## Start Entries shown

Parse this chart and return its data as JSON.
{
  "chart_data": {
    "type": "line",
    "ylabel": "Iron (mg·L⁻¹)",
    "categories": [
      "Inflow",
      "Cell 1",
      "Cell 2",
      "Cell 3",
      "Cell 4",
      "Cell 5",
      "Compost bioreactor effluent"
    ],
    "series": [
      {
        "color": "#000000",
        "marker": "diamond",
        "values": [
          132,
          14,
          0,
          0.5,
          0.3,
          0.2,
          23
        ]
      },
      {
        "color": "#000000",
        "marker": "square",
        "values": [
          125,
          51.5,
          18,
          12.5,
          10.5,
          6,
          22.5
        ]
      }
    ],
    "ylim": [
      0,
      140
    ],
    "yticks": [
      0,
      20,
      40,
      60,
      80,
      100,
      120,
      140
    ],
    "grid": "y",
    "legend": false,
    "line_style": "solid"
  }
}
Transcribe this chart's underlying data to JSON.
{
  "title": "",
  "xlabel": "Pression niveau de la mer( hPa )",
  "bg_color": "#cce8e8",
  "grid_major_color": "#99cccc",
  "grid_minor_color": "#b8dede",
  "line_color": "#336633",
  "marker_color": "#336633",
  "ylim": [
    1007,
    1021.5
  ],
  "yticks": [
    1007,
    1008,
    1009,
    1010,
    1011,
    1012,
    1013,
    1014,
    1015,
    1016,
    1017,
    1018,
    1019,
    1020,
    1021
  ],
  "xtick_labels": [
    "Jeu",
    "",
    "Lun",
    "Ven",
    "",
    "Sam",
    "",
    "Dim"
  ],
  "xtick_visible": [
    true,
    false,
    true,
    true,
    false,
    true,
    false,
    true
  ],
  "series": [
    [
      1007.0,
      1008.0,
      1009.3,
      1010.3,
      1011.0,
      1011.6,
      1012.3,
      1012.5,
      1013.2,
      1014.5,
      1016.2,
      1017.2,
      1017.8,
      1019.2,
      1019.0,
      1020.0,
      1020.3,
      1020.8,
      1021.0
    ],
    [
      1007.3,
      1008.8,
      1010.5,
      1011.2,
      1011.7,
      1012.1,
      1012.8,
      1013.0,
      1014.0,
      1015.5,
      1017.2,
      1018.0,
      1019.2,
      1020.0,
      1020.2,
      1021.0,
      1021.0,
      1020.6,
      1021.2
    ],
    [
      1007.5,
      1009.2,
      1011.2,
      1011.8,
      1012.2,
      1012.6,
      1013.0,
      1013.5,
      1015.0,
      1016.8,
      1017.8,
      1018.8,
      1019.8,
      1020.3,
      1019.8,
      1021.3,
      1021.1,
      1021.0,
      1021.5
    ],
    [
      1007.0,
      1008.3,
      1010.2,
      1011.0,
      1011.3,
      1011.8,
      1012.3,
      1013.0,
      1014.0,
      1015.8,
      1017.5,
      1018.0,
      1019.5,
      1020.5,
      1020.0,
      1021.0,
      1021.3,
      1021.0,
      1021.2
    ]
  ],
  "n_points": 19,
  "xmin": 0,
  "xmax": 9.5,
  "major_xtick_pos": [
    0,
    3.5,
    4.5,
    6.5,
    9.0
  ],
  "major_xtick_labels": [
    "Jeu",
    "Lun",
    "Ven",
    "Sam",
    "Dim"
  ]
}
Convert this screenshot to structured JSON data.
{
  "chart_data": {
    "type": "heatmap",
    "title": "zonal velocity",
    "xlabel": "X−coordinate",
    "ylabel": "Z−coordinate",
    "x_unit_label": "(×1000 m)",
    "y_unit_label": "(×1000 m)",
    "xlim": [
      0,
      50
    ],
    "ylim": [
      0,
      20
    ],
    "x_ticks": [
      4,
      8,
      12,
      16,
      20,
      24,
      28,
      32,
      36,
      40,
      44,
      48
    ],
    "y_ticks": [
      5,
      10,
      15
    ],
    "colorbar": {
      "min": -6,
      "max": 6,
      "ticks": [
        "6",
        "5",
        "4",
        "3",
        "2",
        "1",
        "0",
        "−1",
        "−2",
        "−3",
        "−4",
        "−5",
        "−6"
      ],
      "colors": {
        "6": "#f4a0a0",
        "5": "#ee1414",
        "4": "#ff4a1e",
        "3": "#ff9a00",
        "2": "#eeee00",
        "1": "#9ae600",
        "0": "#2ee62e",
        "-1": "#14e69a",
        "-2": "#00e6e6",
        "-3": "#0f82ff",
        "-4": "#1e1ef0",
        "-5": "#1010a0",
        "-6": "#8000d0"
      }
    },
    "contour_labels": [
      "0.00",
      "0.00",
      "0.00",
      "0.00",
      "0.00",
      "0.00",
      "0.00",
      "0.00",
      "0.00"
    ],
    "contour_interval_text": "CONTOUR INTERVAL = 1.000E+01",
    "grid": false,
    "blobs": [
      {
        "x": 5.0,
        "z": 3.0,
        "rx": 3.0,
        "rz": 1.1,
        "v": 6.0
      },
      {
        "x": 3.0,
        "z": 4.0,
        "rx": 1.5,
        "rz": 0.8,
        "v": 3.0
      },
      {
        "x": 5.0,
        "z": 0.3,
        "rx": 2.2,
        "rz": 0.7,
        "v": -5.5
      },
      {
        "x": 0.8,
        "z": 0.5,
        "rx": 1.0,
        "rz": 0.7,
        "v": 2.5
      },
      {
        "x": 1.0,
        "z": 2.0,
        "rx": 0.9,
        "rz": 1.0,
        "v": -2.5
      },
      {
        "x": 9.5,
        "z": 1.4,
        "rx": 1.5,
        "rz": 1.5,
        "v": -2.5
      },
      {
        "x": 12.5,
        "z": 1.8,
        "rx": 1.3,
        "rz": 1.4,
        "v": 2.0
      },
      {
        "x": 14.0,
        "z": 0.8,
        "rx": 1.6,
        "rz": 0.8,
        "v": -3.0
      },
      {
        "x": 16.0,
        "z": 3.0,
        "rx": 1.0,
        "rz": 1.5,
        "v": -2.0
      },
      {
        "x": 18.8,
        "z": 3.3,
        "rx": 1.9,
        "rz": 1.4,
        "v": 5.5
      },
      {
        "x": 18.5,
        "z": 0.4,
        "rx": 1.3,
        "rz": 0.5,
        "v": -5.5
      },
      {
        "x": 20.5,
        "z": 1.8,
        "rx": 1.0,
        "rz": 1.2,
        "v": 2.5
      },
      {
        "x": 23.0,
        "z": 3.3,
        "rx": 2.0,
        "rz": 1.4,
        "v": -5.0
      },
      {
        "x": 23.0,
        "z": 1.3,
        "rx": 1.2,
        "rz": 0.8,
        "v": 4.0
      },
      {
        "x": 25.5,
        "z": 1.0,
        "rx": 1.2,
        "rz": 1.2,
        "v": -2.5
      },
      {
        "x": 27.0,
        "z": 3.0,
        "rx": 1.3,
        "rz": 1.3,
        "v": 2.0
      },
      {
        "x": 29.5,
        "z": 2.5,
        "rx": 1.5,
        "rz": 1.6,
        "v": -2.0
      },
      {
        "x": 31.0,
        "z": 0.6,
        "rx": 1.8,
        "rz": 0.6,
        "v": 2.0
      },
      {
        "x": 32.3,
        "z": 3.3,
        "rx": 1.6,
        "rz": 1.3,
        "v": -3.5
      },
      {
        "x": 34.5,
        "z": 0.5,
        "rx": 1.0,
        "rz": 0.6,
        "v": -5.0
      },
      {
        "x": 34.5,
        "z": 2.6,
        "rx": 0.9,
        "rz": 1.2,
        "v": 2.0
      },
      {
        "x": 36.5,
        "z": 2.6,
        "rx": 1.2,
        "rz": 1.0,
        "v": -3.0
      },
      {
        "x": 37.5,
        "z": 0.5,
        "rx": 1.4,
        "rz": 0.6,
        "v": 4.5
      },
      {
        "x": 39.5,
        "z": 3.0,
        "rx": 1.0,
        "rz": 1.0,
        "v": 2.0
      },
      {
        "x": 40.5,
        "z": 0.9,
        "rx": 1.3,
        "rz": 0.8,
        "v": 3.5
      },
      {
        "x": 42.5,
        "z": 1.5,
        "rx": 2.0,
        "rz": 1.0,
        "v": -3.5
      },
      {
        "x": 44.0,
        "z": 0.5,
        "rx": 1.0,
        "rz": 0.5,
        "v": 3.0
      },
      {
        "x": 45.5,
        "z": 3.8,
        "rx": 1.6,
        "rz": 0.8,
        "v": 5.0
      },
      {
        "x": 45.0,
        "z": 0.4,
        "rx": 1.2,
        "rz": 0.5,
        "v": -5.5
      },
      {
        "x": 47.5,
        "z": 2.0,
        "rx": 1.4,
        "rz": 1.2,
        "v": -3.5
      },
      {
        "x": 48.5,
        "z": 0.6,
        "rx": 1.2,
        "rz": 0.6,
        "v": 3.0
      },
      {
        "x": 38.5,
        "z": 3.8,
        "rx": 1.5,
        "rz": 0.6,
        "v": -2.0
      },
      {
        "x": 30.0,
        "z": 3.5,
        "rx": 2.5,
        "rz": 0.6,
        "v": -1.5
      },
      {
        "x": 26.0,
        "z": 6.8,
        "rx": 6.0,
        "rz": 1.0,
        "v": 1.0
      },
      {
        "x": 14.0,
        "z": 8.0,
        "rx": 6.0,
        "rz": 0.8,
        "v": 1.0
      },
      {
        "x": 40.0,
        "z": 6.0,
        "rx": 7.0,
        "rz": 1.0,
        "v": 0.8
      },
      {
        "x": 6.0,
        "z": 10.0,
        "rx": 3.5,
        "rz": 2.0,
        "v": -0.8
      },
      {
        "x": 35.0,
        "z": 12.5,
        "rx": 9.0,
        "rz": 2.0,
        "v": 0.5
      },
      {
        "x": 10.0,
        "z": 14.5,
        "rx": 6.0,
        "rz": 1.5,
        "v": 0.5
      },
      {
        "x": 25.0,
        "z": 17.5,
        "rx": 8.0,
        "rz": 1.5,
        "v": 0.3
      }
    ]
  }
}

## End Entries shown

#### Task requirements:
Copy out every line from the material above in which the word "coordinate" appears.

#### Answer below:
    "xlabel": "X−coordinate",
    "ylabel": "Z−coordinate",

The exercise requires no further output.